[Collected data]

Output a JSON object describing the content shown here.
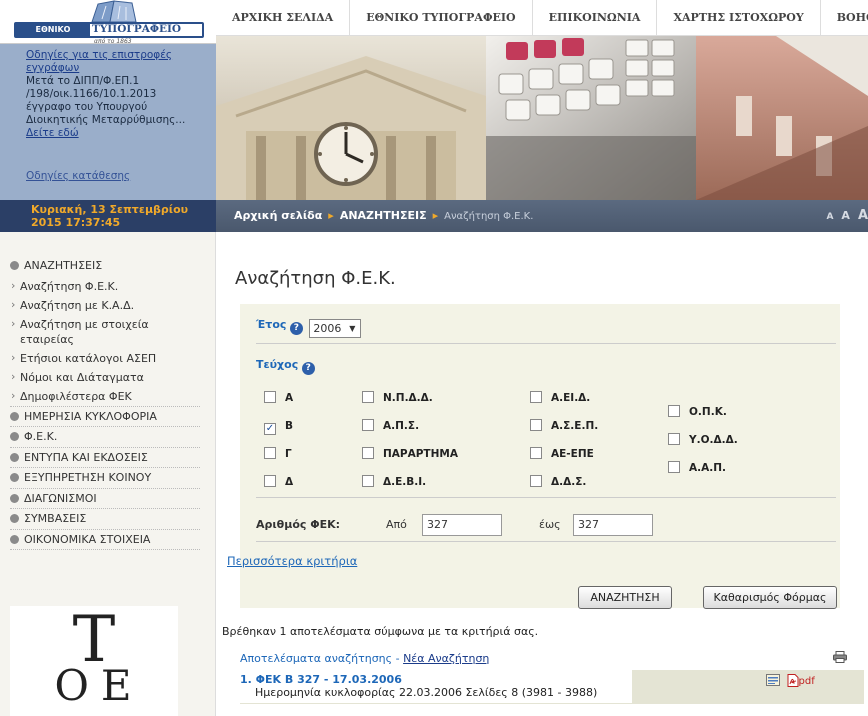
{
  "logo": {
    "left": "ΕΘΝΙΚΟ",
    "right": "ΤΥΠΟΓΡΑΦΕΙΟ",
    "since": "από το 1863"
  },
  "topnav": [
    {
      "label": "ΑΡΧΙΚΗ ΣΕΛΙΔΑ"
    },
    {
      "label": "ΕΘΝΙΚΟ ΤΥΠΟΓΡΑΦΕΙΟ"
    },
    {
      "label": "ΕΠΙΚΟΙΝΩΝΙΑ"
    },
    {
      "label": "ΧΑΡΤΗΣ ΙΣΤΟΧΩΡΟΥ"
    },
    {
      "label": "ΒΟΗΘΕΙΑ"
    }
  ],
  "news": {
    "link": "Οδηγίες για τις επιστροφές εγγράφων",
    "body": "Μετά το ΔΙΠΠ/Φ.ΕΠ.1\n/198/οικ.1166/10.1.2013\nέγγραφο του Υπουργού\nΔιοικητικής Μεταρρύθμισης...",
    "more": "Δείτε εδώ",
    "next": "Οδηγίες κατάθεσης"
  },
  "date": "Κυριακή, 13 Σεπτεμβρίου\n2015 17:37:45",
  "breadcrumb": {
    "home": "Αρχική σελίδα",
    "arrow": "▸",
    "section": "ΑΝΑΖΗΤΗΣΕΙΣ",
    "current": "Αναζήτηση Φ.Ε.Κ."
  },
  "font_size": [
    "A",
    "A",
    "A"
  ],
  "menu": {
    "searches": "ΑΝΑΖΗΤΗΣΕΙΣ",
    "sub": [
      "Αναζήτηση Φ.Ε.Κ.",
      "Αναζήτηση με Κ.Α.Δ.",
      "Αναζήτηση με στοιχεία εταιρείας",
      "Ετήσιοι κατάλογοι ΑΣΕΠ",
      "Νόμοι και Διάταγματα",
      "Δημοφιλέστερα ΦΕΚ"
    ],
    "sections": [
      "ΗΜΕΡΗΣΙΑ ΚΥΚΛΟΦΟΡΙΑ",
      "Φ.Ε.Κ.",
      "ΕΝΤΥΠΑ ΚΑΙ ΕΚΔΟΣΕΙΣ",
      "ΕΞΥΠΗΡΕΤΗΣΗ ΚΟΙΝΟΥ",
      "ΔΙΑΓΩΝΙΣΜΟΙ",
      "ΣΥΜΒΑΣΕΙΣ",
      "ΟΙΚΟΝΟΜΙΚΑ ΣΤΟΙΧΕΙΑ"
    ]
  },
  "toe": {
    "t": "Τ",
    "oe": "ΟΕ"
  },
  "page_title": "Αναζήτηση Φ.Ε.Κ.",
  "form": {
    "year_label": "Έτος",
    "year_value": "2006",
    "issue_label": "Τεύχος",
    "help": "?",
    "issues": [
      {
        "label": "Α",
        "checked": false
      },
      {
        "label": "Β",
        "checked": true
      },
      {
        "label": "Γ",
        "checked": false
      },
      {
        "label": "Δ",
        "checked": false
      },
      {
        "label": "Ν.Π.Δ.Δ.",
        "checked": false
      },
      {
        "label": "Α.Π.Σ.",
        "checked": false
      },
      {
        "label": "ΠΑΡΑΡΤΗΜΑ",
        "checked": false
      },
      {
        "label": "Δ.Ε.Β.Ι.",
        "checked": false
      },
      {
        "label": "Α.ΕΙ.Δ.",
        "checked": false
      },
      {
        "label": "Α.Σ.Ε.Π.",
        "checked": false
      },
      {
        "label": "ΑΕ-ΕΠΕ",
        "checked": false
      },
      {
        "label": "Δ.Δ.Σ.",
        "checked": false
      },
      {
        "label": "Ο.Π.Κ.",
        "checked": false
      },
      {
        "label": "Υ.Ο.Δ.Δ.",
        "checked": false
      },
      {
        "label": "Α.Α.Π.",
        "checked": false
      }
    ],
    "fek_label": "Αριθμός ΦΕΚ:",
    "from_label": "Από",
    "from_value": "327",
    "to_label": "έως",
    "to_value": "327",
    "more_criteria": "Περισσότερα κριτήρια",
    "search_button": "ΑΝΑΖΗΤΗΣΗ",
    "clear_button": "Καθαρισμός Φόρμας"
  },
  "results": {
    "count_text": "Βρέθηκαν 1 αποτελέσματα σύμφωνα με τα κριτήριά σας.",
    "label": "Αποτελέσματα αναζήτησης - ",
    "new_search": "Νέα Αναζήτηση",
    "item": {
      "title": "1. ΦΕΚ B 327 - 17.03.2006",
      "meta": "Ημερομηνία κυκλοφορίας 22.03.2006 Σελίδες 8 (3981 - 3988)",
      "pdf": "pdf"
    }
  },
  "colors": {
    "accent_blue": "#1d67b8",
    "date_orange": "#f0a92a",
    "news_bg": "#9aaeca"
  }
}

=== REQUEST ===
Every record is to be reproduced exactly, with no pictures included.

=== ANSWER BELOW ===
Output a JSON object describing the content shown here.
{
  "logo": {
    "left": "ΕΘΝΙΚΟ",
    "right": "ΤΥΠΟΓΡΑΦΕΙΟ",
    "since": "από το 1863"
  },
  "topnav": [
    {
      "label": "ΑΡΧΙΚΗ ΣΕΛΙΔΑ"
    },
    {
      "label": "ΕΘΝΙΚΟ ΤΥΠΟΓΡΑΦΕΙΟ"
    },
    {
      "label": "ΕΠΙΚΟΙΝΩΝΙΑ"
    },
    {
      "label": "ΧΑΡΤΗΣ ΙΣΤΟΧΩΡΟΥ"
    },
    {
      "label": "ΒΟΗΘΕΙΑ"
    }
  ],
  "news": {
    "link": "Οδηγίες για τις επιστροφές εγγράφων",
    "body": "Μετά το ΔΙΠΠ/Φ.ΕΠ.1\n/198/οικ.1166/10.1.2013\nέγγραφο του Υπουργού\nΔιοικητικής Μεταρρύθμισης...",
    "more": "Δείτε εδώ",
    "next": "Οδηγίες κατάθεσης"
  },
  "date": "Κυριακή, 13 Σεπτεμβρίου\n2015 17:37:45",
  "breadcrumb": {
    "home": "Αρχική σελίδα",
    "arrow": "▸",
    "section": "ΑΝΑΖΗΤΗΣΕΙΣ",
    "current": "Αναζήτηση Φ.Ε.Κ."
  },
  "font_size": [
    "A",
    "A",
    "A"
  ],
  "menu": {
    "searches": "ΑΝΑΖΗΤΗΣΕΙΣ",
    "sub": [
      "Αναζήτηση Φ.Ε.Κ.",
      "Αναζήτηση με Κ.Α.Δ.",
      "Αναζήτηση με στοιχεία εταιρείας",
      "Ετήσιοι κατάλογοι ΑΣΕΠ",
      "Νόμοι και Διάταγματα",
      "Δημοφιλέστερα ΦΕΚ"
    ],
    "sections": [
      "ΗΜΕΡΗΣΙΑ ΚΥΚΛΟΦΟΡΙΑ",
      "Φ.Ε.Κ.",
      "ΕΝΤΥΠΑ ΚΑΙ ΕΚΔΟΣΕΙΣ",
      "ΕΞΥΠΗΡΕΤΗΣΗ ΚΟΙΝΟΥ",
      "ΔΙΑΓΩΝΙΣΜΟΙ",
      "ΣΥΜΒΑΣΕΙΣ",
      "ΟΙΚΟΝΟΜΙΚΑ ΣΤΟΙΧΕΙΑ"
    ]
  },
  "toe": {
    "t": "Τ",
    "oe": "ΟΕ"
  },
  "page_title": "Αναζήτηση Φ.Ε.Κ.",
  "form": {
    "year_label": "Έτος",
    "year_value": "2006",
    "issue_label": "Τεύχος",
    "help": "?",
    "issues": [
      {
        "label": "Α",
        "checked": false
      },
      {
        "label": "Β",
        "checked": true
      },
      {
        "label": "Γ",
        "checked": false
      },
      {
        "label": "Δ",
        "checked": false
      },
      {
        "label": "Ν.Π.Δ.Δ.",
        "checked": false
      },
      {
        "label": "Α.Π.Σ.",
        "checked": false
      },
      {
        "label": "ΠΑΡΑΡΤΗΜΑ",
        "checked": false
      },
      {
        "label": "Δ.Ε.Β.Ι.",
        "checked": false
      },
      {
        "label": "Α.ΕΙ.Δ.",
        "checked": false
      },
      {
        "label": "Α.Σ.Ε.Π.",
        "checked": false
      },
      {
        "label": "ΑΕ-ΕΠΕ",
        "checked": false
      },
      {
        "label": "Δ.Δ.Σ.",
        "checked": false
      },
      {
        "label": "Ο.Π.Κ.",
        "checked": false
      },
      {
        "label": "Υ.Ο.Δ.Δ.",
        "checked": false
      },
      {
        "label": "Α.Α.Π.",
        "checked": false
      }
    ],
    "fek_label": "Αριθμός ΦΕΚ:",
    "from_label": "Από",
    "from_value": "327",
    "to_label": "έως",
    "to_value": "327",
    "more_criteria": "Περισσότερα κριτήρια",
    "search_button": "ΑΝΑΖΗΤΗΣΗ",
    "clear_button": "Καθαρισμός Φόρμας"
  },
  "results": {
    "count_text": "Βρέθηκαν 1 αποτελέσματα σύμφωνα με τα κριτήριά σας.",
    "label": "Αποτελέσματα αναζήτησης - ",
    "new_search": "Νέα Αναζήτηση",
    "item": {
      "title": "1. ΦΕΚ B 327 - 17.03.2006",
      "meta": "Ημερομηνία κυκλοφορίας 22.03.2006 Σελίδες 8 (3981 - 3988)",
      "pdf": "pdf"
    }
  },
  "colors": {
    "accent_blue": "#1d67b8",
    "date_orange": "#f0a92a",
    "news_bg": "#9aaeca"
  }
}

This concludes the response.